Task instructions — Scan the records and identify every line in which the string "that" occurs, then return those lines.

Data listing —
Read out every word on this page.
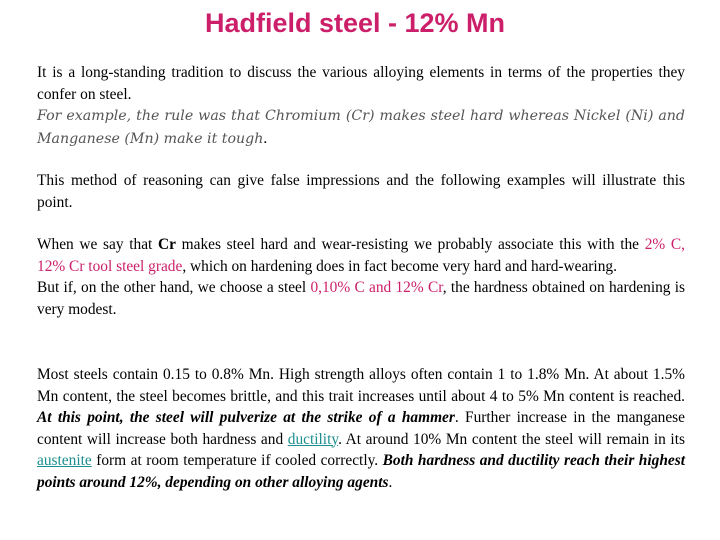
Hadfield steel - 12% Mn

It is a long-standing tradition to discuss the various alloying elements in terms of the properties they confer on steel.
For example, the rule was that Chromium (Cr) makes steel hard whereas Nickel (Ni) and Manganese (Mn) make it tough.

This method of reasoning can give false impressions and the following examples will illustrate this point.

When we say that Cr makes steel hard and wear-resisting we probably associate this with the 2% C, 12% Cr tool steel grade, which on hardening does in fact become very hard and hard-wearing.
But if, on the other hand, we choose a steel 0,10% C and 12% Cr, the hardness obtained on hardening is very modest.

Most steels contain 0.15 to 0.8% Mn. High strength alloys often contain 1 to 1.8% Mn. At about 1.5% Mn content, the steel becomes brittle, and this trait increases until about 4 to 5% Mn content is reached. At this point, the steel will pulverize at the strike of a hammer. Further increase in the manganese content will increase both hardness and ductility. At around 10% Mn content the steel will remain in its austenite form at room temperature if cooled correctly. Both hardness and ductility reach their highest points around 12%, depending on other alloying agents.
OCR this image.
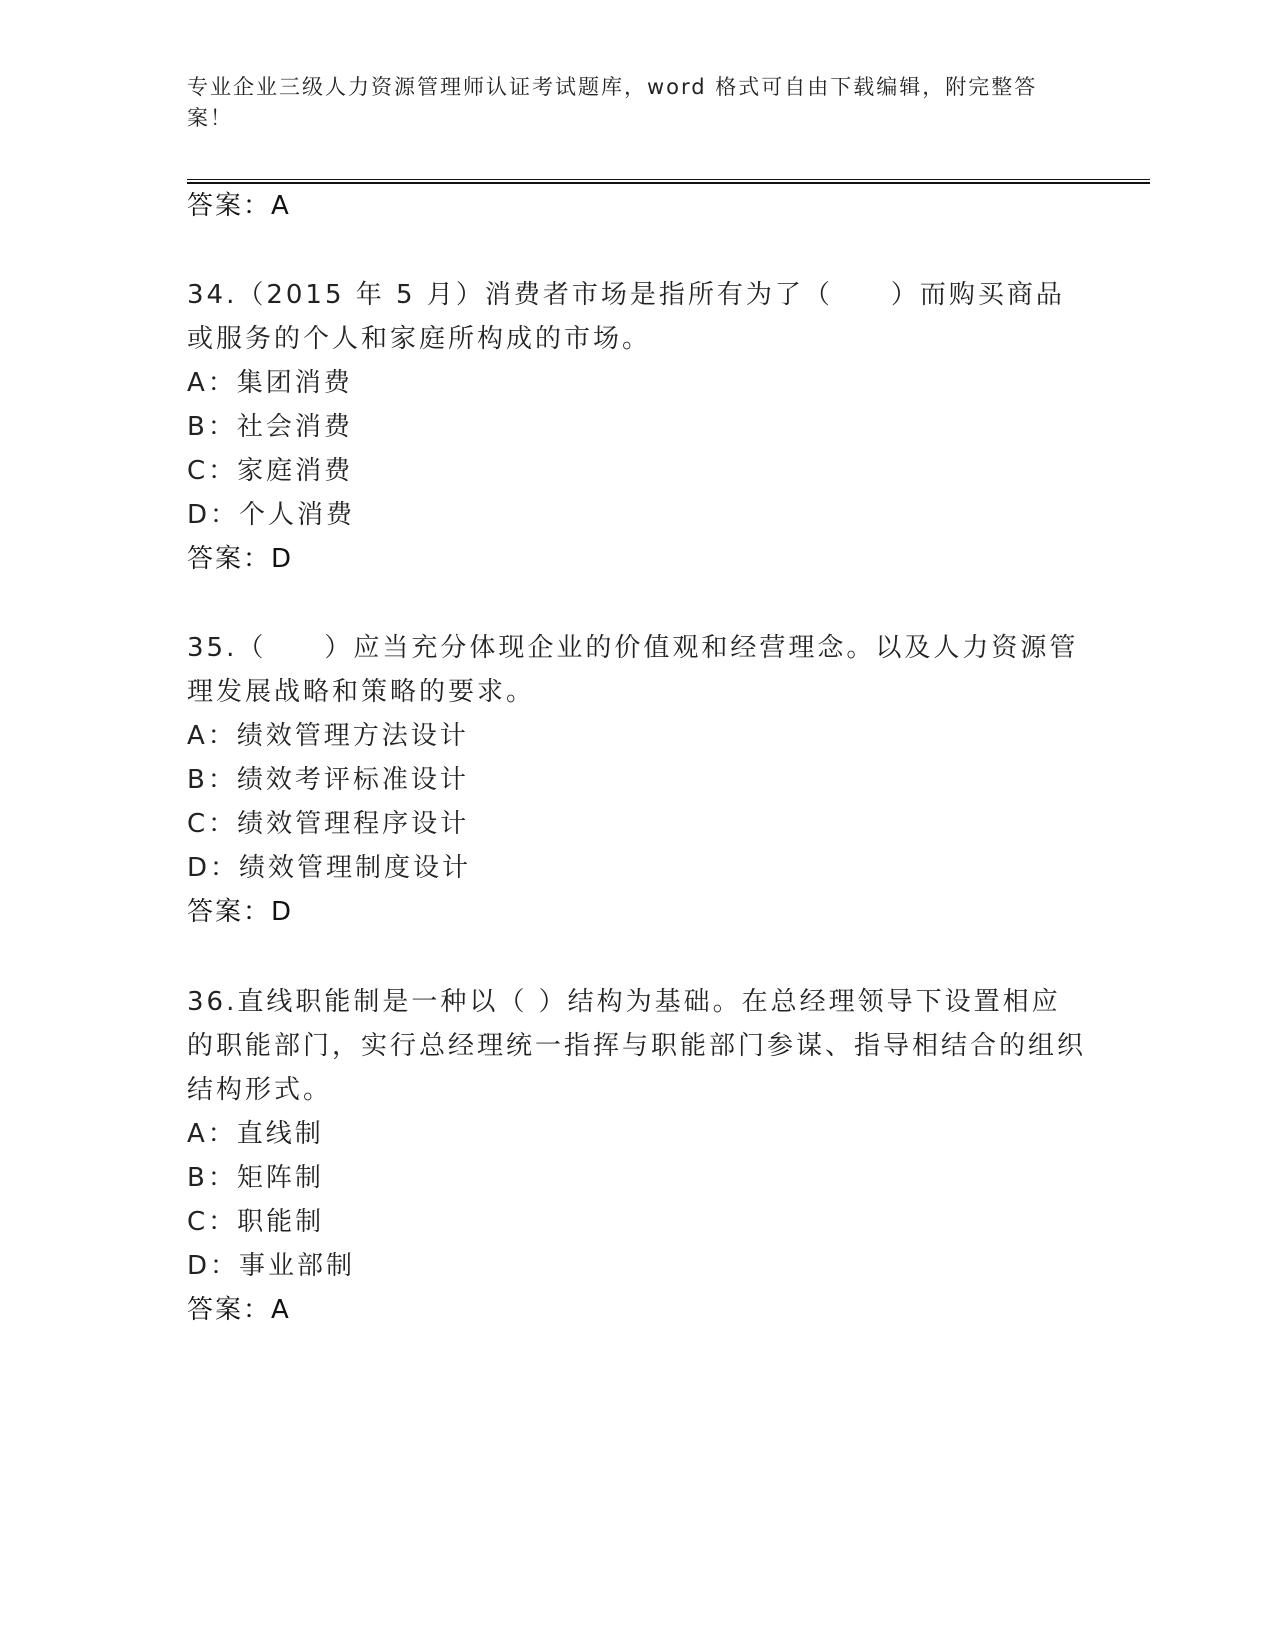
专业企业三级人力资源管理师认证考试题库，word 格式可自由下载编辑，附完整答案！
答案：A
34.（2015 年 5 月）消费者市场是指所有为了（　　）而购买商品或服务的个人和家庭所构成的市场。
A：集团消费
B：社会消费
C：家庭消费
D：个人消费
答案：D
35.（　　）应当充分体现企业的价值观和经营理念。以及人力资源管理发展战略和策略的要求。
A：绩效管理方法设计
B：绩效考评标准设计
C：绩效管理程序设计
D：绩效管理制度设计
答案：D
36.直线职能制是一种以（ ）结构为基础。在总经理领导下设置相应的职能部门，实行总经理统一指挥与职能部门参谋、指导相结合的组织结构形式。
A：直线制
B：矩阵制
C：职能制
D：事业部制
答案：A
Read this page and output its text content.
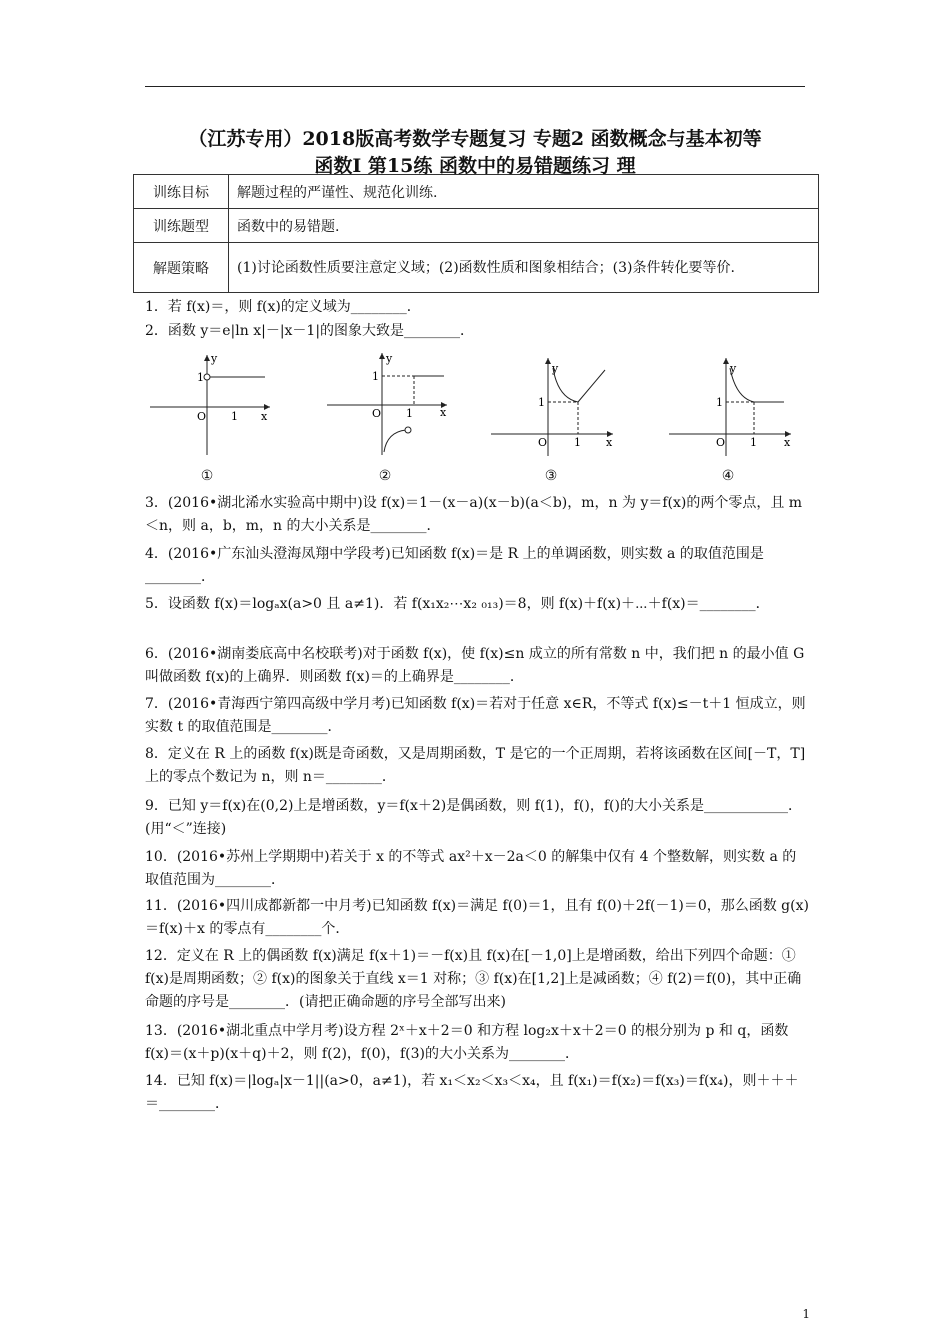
（江苏专用）2018版高考数学专题复习 专题2 函数概念与基本初等
函数Ⅰ 第15练 函数中的易错题练习 理
训练目标	解题过程的严谨性、规范化训练.
训练题型	函数中的易错题.
解题策略	(1)讨论函数性质要注意定义域；(2)函数性质和图象相结合；(3)条件转化要等价.
1．若 f(x)＝，则 f(x)的定义域为________．
2．函数 y＝e|ln x|－|x－1|的图象大致是________．
y
x
O
1
1
①
y
x
O
1
1
②
y
x
O
1
1
③
y
x
O
1
1
④
3．(2016•湖北浠水实验高中期中)设 f(x)＝1－(x－a)(x－b)(a＜b)，m，n 为 y＝f(x)的两个零点，且 m＜n，则 a，b，m，n 的大小关系是________．
4．(2016•广东汕头澄海凤翔中学段考)已知函数 f(x)＝是 R 上的单调函数，则实数 a 的取值范围是________．
5．设函数 f(x)＝logₐx(a>0 且 a≠1)．若 f(x₁x₂⋯x₂ ₀₁₃)＝8，则 f(x)＋f(x)＋⋯＋f(x)＝________．
6．(2016•湖南娄底高中名校联考)对于函数 f(x)，使 f(x)≤n 成立的所有常数 n 中，我们把 n 的最小值 G 叫做函数 f(x)的上确界．则函数 f(x)＝的上确界是________．
7．(2016•青海西宁第四高级中学月考)已知函数 f(x)＝若对于任意 x∈R，不等式 f(x)≤－t＋1 恒成立，则实数 t 的取值范围是________．
8．定义在 R 上的函数 f(x)既是奇函数，又是周期函数，T 是它的一个正周期，若将该函数在区间[－T，T]上的零点个数记为 n，则 n＝________．
9．已知 y＝f(x)在(0,2)上是增函数，y＝f(x＋2)是偶函数，则 f(1)，f()，f()的大小关系是____________．(用“＜”连接)
10．(2016•苏州上学期期中)若关于 x 的不等式 ax²＋x－2a＜0 的解集中仅有 4 个整数解，则实数 a 的取值范围为________．
11．(2016•四川成都新都一中月考)已知函数 f(x)＝满足 f(0)＝1，且有 f(0)＋2f(－1)＝0，那么函数 g(x)＝f(x)＋x 的零点有________个．
12．定义在 R 上的偶函数 f(x)满足 f(x＋1)＝－f(x)且 f(x)在[－1,0]上是增函数，给出下列四个命题：① f(x)是周期函数；② f(x)的图象关于直线 x＝1 对称；③ f(x)在[1,2]上是减函数；④ f(2)＝f(0)，其中正确命题的序号是________．(请把正确命题的序号全部写出来)
13．(2016•湖北重点中学月考)设方程 2ˣ＋x＋2＝0 和方程 log₂x＋x＋2＝0 的根分别为 p 和 q，函数 f(x)＝(x＋p)(x＋q)＋2，则 f(2)，f(0)，f(3)的大小关系为________．
14．已知 f(x)＝|logₐ|x－1||(a>0，a≠1)，若 x₁＜x₂＜x₃＜x₄，且 f(x₁)＝f(x₂)＝f(x₃)＝f(x₄)，则＋＋＋＝________．
1
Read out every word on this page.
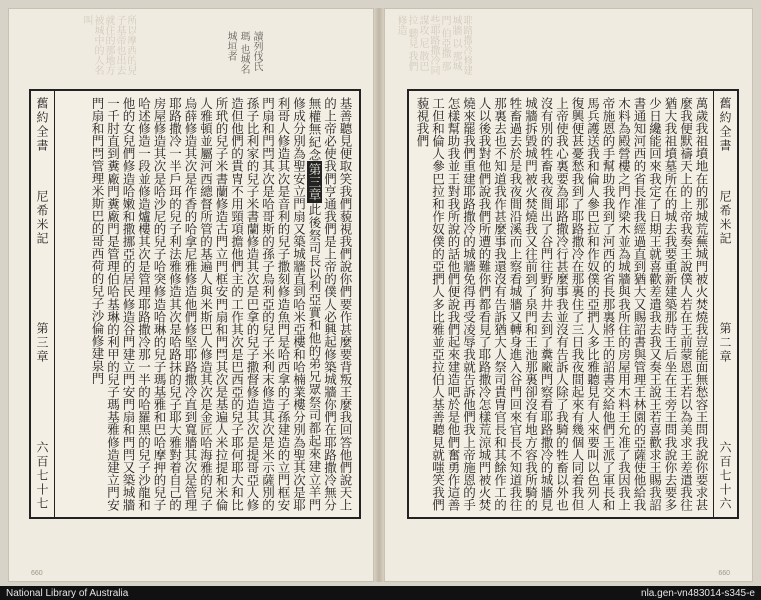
所以摩西的兒子基帝也出去就住的那地方 被城中的人名叫
讀列伐氏瑪 也城名 城垣者
舊約全書
尼希米記
第三章
六百七十七	基善聽見便取笑我們藐視我們說你們要作甚麼要背叛王麼我回答他們說天上的上帝必使我們亨通我們是上帝的僕人必興起修築城牆你們在耶路撒冷無分無權無紀念第三章此後祭司長以利亞實和他的弟兄眾祭司都起來建立羊門修成分別為聖安立門扇又築城牆直到哈米亞樓和哈楠業樓分別為聖其次是耶利哥人修造其次是音利的兒子撒刻修造魚門是哈西拿的子孫建造的立門框安門扇和門閂其次是哈哥斯的孫子烏利亞的兒子米利末修造其次是米示薩別的孫子比利家的兒子米書蘭修造其次是巴拿的兒子撒督修造其次是提哥亞人修造但他們的貴冑不用頸項擔他們主的工作其次是巴西亞的兒子耶何耶大和比所玳的兒子米書蘭修造古門立門框安門扇和門閂其次是基遍人米拉提和米倫人雅頓並屬河西總督所管的基遍人與米斯巴人修造其次是金匠哈海雅的兒子烏薛修造其次是作香的哈拿尼雅修造他們修堅耶路撒冷直到寬牆其次是管理耶路撒冷一半戶珥的兒子利法雅修造其次是哈路抹的兒子耶大雅對着自己的房屋修造其次是哈沙尼的兒子哈突修造哈琳的兒子瑪基雅和巴哈摩押的兒子哈述修造一段並修造爐樓其次是管理耶路撒冷那一半的哈羅黑的兒子沙龍和他的女兒們修造哈嫩和撒挪亞的居民修造谷門建立門安門扇和門閂又築城牆一千肘直到糞廠門糞廠門是管理伯哈基琳的利甲的兒子瑪基雅修造建立門安門扇和門閂管理米斯巴的哥西荷的兒子沙倫修建泉門
660
耶路撒冷修建 城牆 以 那城門 伯亞撒 那些耶路撒冷同謀攻 尼 散巴拉 聽見 我們 修造
舊約全書
尼希米記
第二章
六百七十六
萬歲我祖墳地在的那城荒蕪城門被火焚燒我豈能面無愁容王問我說你要求甚麼我便默禱天上的上帝我奏王說僕人若在王前蒙恩王若以為美求王差遣我往猶大我祖墳墓所在的城去我要重新建築那時王后坐在王旁王問我說你去要多少日纔能回來我定了日期王就喜歡差遣我去我又奏王說王若喜歡求王賜我詔書通知河西的省長准我經過直到猶大又賜詔書與管理王林園的亞薩使他給我木料為殿營樓之門作梁木並為城牆與我所住的房屋用木料王允准了我因我上帝施恩的手幫助我我到了河西的省長那裏將王的詔書交給他們王派了軍長和馬兵護送我和倫人參巴拉和作奴僕的亞捫人多比雅聽見有人來要叫以色列人復興便甚憂愁我到了耶路撒冷在那裏住了三日我夜間起來有幾個人同着我但上帝使我心裏要為耶路撒冷行甚麼事我並沒有告訴人除了我騎的牲畜以外也沒有別的牲畜我夜間出了谷門往野狗井去到了糞廠門察看耶路撒冷的城牆見城牆拆毀城門被火焚燒我又往前到了泉門和王池那裏卻沒有地方容我所騎的牲畜過去於是我夜間沿溪而上察看城牆又轉身進入谷門回來官長不知道我往那裏去也不知道我作甚麼事我還沒有告訴猶大人祭司貴冑官長和其餘作工的人以後我對他們說我們所遭的難你們都看見了耶路撒冷怎樣荒涼城門被火焚燒來罷我們重建耶路撒冷的城牆免得再受凌辱我就告訴他們我上帝施恩的手怎樣幫助我並王對我所說的話他們便說我們起來建造吧於是他們奮勇作這善工但和倫人參巴拉和作奴僕的亞捫人多比雅並亞拉伯人基善聽見就嗤笑我們藐視我們
660
National Library of Australia	nla.gen-vn483014-s345-e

Result —
For example, the rule was that Chromium (Cr) makes steel hard whereas Nickel (Ni) and Manganese (Mn) make it tough.
When we say that Cr makes steel hard and wear-resisting we probably associate this with the 2% C, 12% Cr tool steel grade, which on hardening does in fact become very hard and hard-wearing.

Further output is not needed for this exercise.